From hear the path meanders close to the cliff edge, up and donw over the undulating cliff-tops. The predominant environment is gorse heath, but occasionally this gives way to grassy meadow, where man has exerted his power as far as he can. Aafter a while a final drop heralds the last climb if Bolt head is your target and end up on a ridge, jutting out to sea, with a WW2 battlement at the very end, and some perfect little rock stacks as nature’s picnic table, giving views to the mouth of the estuary and a small bay on one side, and the coastline to the north, whence you have come, on the other.

We sat in the sun and brought out the water bottles and small snack that we had packed. Lazing there, smiling and admiring the view my gaze was caught by something that came past Caroline’s head, on the other side to me, as it wheeled in front of us, and slightly below it was immediately clear that it was a kestrel. It swung along the grassy edge of the cliff below us and then turned to come back again before passing over our heads to return to hovering, in classic kestrel style, over the long grass behind us.
The silence was shortly broken by the faint hum of some folk playing around in a powerful RIB below. I may have had more time for them if they were diving, of course, but the boat was just having a hoolie. It sped right across the entrance of the estuary, past sail boats before doing “doughnuts” in the bay below us. We could hear shrieks from the women aboard so I suspect that it was all done to impress!

Legs rested we set out on the return leg. The sun was hot and high and a judicious reapplication of the SPF 25 was needed, as were frequent gulps of water - now less than cool! The views were still stunning however and we walked along with that constant half-smile that comes with just being relaxed and happy. As we reached the beach at Soar Mill Cove I was very tempted to abandon boots and socks and go for a paddle, but the thought of making the last walk up the hill to the hotel with sandy feet deterred me and headed straight up.

*Data extract*

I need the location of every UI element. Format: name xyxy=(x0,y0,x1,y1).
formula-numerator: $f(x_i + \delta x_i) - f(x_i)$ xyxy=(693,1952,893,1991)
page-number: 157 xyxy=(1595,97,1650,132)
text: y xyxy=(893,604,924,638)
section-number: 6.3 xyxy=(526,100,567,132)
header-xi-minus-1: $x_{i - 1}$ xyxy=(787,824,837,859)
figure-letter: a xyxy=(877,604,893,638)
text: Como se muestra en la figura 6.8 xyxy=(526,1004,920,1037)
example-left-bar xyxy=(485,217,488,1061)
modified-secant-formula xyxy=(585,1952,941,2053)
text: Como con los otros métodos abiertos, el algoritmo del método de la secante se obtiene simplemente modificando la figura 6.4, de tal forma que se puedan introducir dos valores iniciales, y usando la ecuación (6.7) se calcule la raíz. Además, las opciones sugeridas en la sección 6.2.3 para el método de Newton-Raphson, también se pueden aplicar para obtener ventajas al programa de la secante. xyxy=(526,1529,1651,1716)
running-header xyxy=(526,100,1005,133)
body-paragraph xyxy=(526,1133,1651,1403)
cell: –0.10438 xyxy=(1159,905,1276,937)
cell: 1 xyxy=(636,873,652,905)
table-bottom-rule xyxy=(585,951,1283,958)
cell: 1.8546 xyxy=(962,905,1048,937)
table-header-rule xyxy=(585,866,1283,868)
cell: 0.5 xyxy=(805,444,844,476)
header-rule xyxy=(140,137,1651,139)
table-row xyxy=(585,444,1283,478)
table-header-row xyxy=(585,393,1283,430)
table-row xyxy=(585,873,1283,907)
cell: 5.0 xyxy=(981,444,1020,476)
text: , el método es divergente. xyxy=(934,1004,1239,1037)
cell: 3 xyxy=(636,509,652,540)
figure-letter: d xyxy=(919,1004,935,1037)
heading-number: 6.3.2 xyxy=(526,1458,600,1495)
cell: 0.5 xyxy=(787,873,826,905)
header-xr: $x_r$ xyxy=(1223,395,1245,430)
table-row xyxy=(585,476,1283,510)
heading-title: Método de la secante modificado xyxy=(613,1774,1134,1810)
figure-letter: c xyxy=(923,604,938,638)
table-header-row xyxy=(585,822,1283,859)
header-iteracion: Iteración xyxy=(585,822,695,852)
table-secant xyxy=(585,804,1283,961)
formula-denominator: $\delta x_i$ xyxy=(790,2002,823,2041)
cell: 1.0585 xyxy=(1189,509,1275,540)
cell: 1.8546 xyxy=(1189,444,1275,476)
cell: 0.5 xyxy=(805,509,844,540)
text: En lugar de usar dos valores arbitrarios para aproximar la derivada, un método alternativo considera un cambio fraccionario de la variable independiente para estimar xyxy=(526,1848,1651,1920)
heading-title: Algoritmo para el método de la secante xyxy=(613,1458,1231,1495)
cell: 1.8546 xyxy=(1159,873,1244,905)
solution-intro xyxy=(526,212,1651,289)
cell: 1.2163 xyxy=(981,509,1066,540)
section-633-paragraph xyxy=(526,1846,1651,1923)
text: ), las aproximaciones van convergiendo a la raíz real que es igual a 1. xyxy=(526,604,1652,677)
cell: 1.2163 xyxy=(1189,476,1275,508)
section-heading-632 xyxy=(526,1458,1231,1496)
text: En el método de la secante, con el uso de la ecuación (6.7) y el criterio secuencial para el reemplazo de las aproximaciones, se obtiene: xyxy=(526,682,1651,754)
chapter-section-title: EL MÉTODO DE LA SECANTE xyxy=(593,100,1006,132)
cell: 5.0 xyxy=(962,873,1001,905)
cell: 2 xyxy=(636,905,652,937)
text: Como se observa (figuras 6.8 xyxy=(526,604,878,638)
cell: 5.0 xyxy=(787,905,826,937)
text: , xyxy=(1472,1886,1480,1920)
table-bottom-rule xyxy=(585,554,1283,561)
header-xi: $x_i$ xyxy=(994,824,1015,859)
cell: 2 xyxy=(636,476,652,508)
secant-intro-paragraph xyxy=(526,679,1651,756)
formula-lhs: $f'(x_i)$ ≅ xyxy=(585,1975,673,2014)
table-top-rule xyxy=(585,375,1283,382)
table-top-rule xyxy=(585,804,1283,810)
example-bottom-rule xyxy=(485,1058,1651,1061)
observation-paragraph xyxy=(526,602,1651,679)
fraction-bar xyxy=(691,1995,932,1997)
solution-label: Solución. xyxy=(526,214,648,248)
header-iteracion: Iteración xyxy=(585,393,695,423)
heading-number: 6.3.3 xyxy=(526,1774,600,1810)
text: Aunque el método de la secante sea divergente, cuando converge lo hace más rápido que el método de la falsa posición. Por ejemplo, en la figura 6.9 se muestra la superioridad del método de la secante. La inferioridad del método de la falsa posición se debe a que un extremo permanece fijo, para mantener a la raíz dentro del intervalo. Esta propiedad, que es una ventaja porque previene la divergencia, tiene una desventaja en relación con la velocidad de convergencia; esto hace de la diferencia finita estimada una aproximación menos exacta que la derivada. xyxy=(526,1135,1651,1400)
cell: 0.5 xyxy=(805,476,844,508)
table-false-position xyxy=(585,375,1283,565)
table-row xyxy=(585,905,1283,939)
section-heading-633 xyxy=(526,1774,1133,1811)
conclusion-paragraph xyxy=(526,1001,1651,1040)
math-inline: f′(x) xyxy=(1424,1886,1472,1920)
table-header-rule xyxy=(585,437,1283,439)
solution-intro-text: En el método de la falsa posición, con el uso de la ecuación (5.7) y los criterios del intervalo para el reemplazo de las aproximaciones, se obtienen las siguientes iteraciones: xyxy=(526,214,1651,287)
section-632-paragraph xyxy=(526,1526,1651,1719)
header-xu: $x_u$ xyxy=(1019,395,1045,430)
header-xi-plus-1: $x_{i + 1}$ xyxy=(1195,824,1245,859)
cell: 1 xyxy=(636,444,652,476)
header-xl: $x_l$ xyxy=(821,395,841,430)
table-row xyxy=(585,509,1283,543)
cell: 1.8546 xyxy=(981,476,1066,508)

*Tasks to carry out*
[A] Reproduce the stretch of the coastal walk account from "Legs rested we" through "headed straight up.".
[B] Write the next part of the coastal walk account, starting after its final sentence.
The items have no connection to the coastal walk account.

*Results*
[A]
Legs rested we set out on the return leg. The sun was hot and high and a judicious reapplication of the SPF 25 was needed, as were frequent gulps of water - now less than cool! The views were still stunning however and we walked along with that constant half-smile that comes with just being relaxed and happy. As we reached the beach at Soar Mill Cove I was very tempted to abandon boots and socks and go for a paddle, but the thought of making the last walk up the hill to the hotel with sandy feet deterred me and headed straight up.

[B]
I must admit that I was shattered byt he time we reached the car. Lots of practise and training is needed if we are to fulfill our aims to walk the Inca trail to Machu Pichu late next year, but it will be worth it, and if the training for it can be as enjoyable as that small hike along some of Britain’s most beautiful coastline it will not be too great a hardship.
Sunny Salcombe
When Mark Powell posted trip down to Salcombe for 3 days diving wrecks in the 35-45m range I have to admit that my eye was taken by the write-up of the wrecks in the area, rather than a visit to Salcombe, which, to my shame, I only vaguely knew of or where it was. Given the prices of B&B’s for two, Caroline and I decided to make a week of it in a self-catering apartment for not much more than 3 or 4 nights of B&B would have cost, and it turned out our choice of apartment location was most fortuitous, being at the mid-point in elevation over which salcombe lies!
Lesson #1 Salcombe is hilly. Really hilly. the hills are also steep, and some of the chaps (mostly those of a certain age, to be fair) named the hike to their B&B “cardiac hill”.

The view from just down the road from our apartment
Saturday afternoon we arrived in time to get a good seat at The Fortescue pub to watch the England footie match and try out the local ale. We then had a nice enough meal to celebrate C’s brithday at “Ripples”. Sunday was spent pottering around in rockpools on North Sands beach, and once Fiona arrived we made our way down town to watch live music and gig racing as this weekend was the Salcombe Festival.
Lesson #2 No-one actually seems to live in Salcombe. this means that there are no “normal” shops to actually buy anything useful in, but you can buy lots of fudge, pasties and sweaters that go beautifully with polo shirt if you turn the collars up..
Sunday evening and a pint in the Victoria Arms (only sellls Cornish ale - how odd!) and a meet up with Nick B, Nic Tootricky, Howie and Mark.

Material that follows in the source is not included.